— RECORDS FOR THIS TASK —
-------------------------
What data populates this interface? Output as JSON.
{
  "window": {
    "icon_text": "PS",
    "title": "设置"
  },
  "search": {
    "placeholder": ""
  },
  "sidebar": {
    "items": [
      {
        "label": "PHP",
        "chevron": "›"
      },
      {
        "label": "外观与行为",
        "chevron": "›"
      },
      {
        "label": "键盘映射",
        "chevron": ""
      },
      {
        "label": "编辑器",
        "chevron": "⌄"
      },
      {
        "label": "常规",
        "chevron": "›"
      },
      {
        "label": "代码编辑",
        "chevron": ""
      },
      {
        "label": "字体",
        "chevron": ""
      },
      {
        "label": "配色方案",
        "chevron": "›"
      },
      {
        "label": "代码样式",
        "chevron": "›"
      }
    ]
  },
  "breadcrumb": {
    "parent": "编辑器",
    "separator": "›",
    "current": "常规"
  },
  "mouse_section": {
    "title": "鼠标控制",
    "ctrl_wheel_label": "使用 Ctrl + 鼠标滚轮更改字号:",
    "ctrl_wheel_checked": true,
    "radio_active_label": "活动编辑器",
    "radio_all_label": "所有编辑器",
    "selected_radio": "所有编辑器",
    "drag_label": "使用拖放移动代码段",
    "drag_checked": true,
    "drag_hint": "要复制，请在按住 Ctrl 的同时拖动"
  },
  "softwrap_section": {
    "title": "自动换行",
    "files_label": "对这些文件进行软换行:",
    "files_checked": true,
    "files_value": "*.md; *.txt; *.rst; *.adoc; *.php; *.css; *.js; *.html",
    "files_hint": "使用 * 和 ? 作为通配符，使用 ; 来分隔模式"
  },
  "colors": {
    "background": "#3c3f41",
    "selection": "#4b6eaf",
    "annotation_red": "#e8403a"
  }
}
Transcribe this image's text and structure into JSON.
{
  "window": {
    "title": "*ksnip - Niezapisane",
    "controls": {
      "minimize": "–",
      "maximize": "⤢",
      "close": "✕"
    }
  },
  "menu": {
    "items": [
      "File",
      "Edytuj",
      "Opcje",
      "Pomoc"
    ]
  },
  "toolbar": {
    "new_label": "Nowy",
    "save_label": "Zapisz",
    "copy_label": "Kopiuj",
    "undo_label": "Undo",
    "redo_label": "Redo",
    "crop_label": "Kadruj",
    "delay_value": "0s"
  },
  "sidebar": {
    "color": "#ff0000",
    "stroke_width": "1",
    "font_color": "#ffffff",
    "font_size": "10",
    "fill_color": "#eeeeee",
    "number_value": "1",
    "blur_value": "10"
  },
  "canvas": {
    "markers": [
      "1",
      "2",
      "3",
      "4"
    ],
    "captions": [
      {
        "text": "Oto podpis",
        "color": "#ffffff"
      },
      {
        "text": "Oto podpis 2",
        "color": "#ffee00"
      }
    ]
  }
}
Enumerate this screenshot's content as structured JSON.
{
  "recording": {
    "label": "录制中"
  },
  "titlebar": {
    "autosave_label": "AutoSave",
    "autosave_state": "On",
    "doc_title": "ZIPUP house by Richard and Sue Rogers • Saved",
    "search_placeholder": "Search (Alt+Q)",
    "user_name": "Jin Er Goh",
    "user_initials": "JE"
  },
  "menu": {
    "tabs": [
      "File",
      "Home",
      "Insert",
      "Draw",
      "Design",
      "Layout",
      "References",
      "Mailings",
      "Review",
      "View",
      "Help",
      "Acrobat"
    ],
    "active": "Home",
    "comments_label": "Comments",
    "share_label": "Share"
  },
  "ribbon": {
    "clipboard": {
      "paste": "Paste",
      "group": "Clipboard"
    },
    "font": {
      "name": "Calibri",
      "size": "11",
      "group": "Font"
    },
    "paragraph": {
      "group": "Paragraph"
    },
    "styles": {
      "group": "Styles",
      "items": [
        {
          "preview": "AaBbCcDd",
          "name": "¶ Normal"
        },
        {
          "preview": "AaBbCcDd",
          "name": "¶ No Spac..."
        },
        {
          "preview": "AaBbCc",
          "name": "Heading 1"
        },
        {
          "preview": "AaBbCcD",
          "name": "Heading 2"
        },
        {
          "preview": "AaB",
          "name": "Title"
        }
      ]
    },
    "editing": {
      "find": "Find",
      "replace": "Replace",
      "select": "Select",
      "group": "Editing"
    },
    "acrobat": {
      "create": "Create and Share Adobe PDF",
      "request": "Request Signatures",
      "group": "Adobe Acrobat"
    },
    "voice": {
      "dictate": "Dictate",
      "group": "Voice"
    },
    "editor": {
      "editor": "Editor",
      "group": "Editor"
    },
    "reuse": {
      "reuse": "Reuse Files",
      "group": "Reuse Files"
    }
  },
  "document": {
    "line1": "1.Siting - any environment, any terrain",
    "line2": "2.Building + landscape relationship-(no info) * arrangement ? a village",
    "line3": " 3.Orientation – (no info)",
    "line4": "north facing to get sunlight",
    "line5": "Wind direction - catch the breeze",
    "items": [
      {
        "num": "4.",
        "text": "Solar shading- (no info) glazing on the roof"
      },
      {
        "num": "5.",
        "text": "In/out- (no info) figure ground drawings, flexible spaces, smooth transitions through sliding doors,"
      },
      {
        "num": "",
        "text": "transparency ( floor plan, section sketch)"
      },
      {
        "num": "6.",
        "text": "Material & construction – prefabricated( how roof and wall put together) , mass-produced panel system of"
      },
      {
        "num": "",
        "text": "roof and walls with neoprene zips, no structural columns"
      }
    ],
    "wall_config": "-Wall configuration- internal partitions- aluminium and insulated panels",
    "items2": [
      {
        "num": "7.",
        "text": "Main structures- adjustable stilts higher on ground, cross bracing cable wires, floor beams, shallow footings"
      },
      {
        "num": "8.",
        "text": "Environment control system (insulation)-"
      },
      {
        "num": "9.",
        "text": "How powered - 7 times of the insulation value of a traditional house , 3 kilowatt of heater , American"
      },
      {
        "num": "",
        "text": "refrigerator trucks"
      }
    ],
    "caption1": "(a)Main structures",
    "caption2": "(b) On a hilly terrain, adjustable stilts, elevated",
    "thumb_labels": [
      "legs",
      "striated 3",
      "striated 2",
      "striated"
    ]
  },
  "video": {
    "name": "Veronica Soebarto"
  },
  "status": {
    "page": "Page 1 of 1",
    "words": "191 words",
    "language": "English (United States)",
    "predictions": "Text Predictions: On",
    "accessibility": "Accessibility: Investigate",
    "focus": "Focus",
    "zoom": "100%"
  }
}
-------------------------
— PROBLEM TO WORK ON —
Collect the complete line wherever the string "info" appears in the records.

— FULL ANSWER —
    "line2": "2.Building + landscape relationship-(no info) * arrangement ? a village",
    "line3": " 3.Orientation – (no info)",
        "text": "Solar shading- (no info) glazing on the roof"
        "text": "In/out- (no info) figure ground drawings, flexible spaces, smooth transitions through sliding doors,"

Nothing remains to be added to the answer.